Data extracted from a collection
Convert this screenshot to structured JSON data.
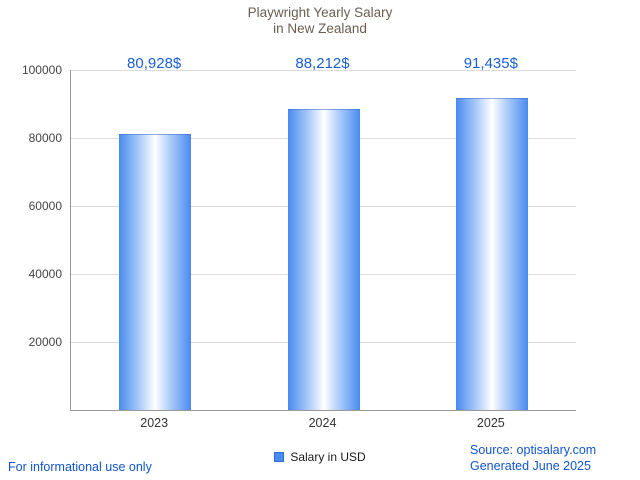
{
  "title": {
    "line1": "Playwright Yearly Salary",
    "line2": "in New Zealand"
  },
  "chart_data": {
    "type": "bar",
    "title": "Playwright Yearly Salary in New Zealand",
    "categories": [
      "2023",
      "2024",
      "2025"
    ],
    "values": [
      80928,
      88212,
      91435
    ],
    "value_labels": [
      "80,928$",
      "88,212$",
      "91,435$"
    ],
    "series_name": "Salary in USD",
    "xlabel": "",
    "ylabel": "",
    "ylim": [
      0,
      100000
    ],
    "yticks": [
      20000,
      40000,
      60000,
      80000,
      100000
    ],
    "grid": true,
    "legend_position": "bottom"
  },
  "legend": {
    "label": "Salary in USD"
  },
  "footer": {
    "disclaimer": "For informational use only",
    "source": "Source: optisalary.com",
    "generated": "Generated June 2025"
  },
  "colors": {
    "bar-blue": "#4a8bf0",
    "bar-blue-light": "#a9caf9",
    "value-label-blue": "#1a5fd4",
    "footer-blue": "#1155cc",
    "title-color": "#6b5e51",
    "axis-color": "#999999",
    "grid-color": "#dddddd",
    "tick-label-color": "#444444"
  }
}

→ **Task requirements**: Reproduce every entry word for word, but skip any pictures.

→ **Answer**:
Convert this screenshot to structured JSON data.
{
  "title": {
    "line1": "Playwright Yearly Salary",
    "line2": "in New Zealand"
  },
  "chart_data": {
    "type": "bar",
    "title": "Playwright Yearly Salary in New Zealand",
    "categories": [
      "2023",
      "2024",
      "2025"
    ],
    "values": [
      80928,
      88212,
      91435
    ],
    "value_labels": [
      "80,928$",
      "88,212$",
      "91,435$"
    ],
    "series_name": "Salary in USD",
    "xlabel": "",
    "ylabel": "",
    "ylim": [
      0,
      100000
    ],
    "yticks": [
      20000,
      40000,
      60000,
      80000,
      100000
    ],
    "grid": true,
    "legend_position": "bottom"
  },
  "legend": {
    "label": "Salary in USD"
  },
  "footer": {
    "disclaimer": "For informational use only",
    "source": "Source: optisalary.com",
    "generated": "Generated June 2025"
  },
  "colors": {
    "bar-blue": "#4a8bf0",
    "bar-blue-light": "#a9caf9",
    "value-label-blue": "#1a5fd4",
    "footer-blue": "#1155cc",
    "title-color": "#6b5e51",
    "axis-color": "#999999",
    "grid-color": "#dddddd",
    "tick-label-color": "#444444"
  }
}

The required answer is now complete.